Stored data:
▼

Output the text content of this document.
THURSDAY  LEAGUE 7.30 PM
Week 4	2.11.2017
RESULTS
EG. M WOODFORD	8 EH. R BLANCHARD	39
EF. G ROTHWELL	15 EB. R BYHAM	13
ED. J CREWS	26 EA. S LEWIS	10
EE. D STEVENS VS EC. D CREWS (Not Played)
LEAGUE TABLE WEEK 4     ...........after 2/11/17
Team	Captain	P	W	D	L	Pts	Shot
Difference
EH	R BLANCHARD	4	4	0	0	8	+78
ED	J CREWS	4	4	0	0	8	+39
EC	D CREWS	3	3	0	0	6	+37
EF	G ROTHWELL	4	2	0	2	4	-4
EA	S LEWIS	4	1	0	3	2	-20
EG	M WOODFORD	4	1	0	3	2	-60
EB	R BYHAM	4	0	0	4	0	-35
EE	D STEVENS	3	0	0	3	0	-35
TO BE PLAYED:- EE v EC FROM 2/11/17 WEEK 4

▲

TO BE DONE:
Only the number is needed: state how many lines in the listing contain "STEVENS".

WRITTEN ANSWER:
2